— WRITTEN EXERCISE —
Show only lines that include "xlabel".

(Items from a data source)
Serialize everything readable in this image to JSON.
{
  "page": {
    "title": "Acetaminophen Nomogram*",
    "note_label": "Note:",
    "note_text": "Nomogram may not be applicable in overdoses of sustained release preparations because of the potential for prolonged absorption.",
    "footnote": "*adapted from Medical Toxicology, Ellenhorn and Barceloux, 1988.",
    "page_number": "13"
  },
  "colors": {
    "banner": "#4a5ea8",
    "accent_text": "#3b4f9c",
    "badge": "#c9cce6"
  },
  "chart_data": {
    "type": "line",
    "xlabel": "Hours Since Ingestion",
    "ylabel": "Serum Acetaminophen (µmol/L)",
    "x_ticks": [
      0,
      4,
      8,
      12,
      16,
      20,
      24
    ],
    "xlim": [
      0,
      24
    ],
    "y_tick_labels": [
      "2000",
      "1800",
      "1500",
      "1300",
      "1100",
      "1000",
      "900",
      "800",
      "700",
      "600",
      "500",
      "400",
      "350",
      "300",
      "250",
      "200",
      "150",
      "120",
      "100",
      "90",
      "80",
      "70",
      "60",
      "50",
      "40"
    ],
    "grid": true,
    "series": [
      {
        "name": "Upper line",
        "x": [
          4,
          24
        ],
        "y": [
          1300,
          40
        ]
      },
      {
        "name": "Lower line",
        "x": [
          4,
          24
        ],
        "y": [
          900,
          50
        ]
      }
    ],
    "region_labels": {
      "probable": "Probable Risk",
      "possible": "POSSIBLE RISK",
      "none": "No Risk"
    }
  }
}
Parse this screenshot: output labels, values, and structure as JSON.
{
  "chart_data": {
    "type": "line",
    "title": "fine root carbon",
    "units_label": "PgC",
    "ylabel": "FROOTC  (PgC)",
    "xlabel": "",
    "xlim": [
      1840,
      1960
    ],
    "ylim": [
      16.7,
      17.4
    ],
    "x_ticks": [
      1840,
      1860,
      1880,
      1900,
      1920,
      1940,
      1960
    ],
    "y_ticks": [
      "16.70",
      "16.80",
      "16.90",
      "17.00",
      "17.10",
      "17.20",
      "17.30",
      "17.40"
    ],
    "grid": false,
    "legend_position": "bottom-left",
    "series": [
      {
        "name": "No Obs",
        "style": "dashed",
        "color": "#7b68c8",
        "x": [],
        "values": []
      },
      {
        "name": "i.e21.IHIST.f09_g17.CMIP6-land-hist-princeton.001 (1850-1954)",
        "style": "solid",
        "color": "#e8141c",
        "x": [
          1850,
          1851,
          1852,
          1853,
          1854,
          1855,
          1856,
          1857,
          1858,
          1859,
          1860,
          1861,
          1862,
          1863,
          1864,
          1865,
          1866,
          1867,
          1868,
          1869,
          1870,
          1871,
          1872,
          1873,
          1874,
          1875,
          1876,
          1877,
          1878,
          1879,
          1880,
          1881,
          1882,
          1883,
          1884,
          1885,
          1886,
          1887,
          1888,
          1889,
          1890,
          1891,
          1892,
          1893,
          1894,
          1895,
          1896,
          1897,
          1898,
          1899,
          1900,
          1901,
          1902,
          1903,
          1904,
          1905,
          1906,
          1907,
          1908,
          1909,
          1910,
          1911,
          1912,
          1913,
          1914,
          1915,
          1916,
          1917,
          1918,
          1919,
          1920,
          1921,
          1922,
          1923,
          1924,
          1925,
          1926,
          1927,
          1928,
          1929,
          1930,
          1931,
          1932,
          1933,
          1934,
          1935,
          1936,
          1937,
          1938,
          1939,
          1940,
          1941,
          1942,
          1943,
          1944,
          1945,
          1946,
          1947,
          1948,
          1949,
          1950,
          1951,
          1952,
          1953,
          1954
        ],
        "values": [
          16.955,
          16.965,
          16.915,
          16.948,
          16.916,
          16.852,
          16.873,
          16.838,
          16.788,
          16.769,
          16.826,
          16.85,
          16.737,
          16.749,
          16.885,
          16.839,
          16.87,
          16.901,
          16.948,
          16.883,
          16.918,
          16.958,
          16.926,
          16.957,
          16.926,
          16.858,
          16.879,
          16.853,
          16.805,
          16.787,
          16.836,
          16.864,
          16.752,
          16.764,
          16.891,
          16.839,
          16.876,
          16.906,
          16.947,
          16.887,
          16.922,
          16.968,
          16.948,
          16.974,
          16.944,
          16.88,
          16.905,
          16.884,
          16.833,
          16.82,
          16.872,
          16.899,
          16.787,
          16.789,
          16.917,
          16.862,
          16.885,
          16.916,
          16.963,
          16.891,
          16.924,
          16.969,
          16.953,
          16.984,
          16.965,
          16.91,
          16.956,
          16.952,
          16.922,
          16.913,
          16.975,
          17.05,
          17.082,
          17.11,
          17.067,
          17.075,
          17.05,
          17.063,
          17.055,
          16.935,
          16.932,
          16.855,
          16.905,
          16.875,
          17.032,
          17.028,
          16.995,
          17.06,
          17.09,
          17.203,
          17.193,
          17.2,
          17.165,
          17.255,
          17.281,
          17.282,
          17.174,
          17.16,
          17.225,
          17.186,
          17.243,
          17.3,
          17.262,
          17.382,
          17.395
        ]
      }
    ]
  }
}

— TASK SOLUTION —
    "xlabel": "Hours Since Ingestion",
    "xlabel": "",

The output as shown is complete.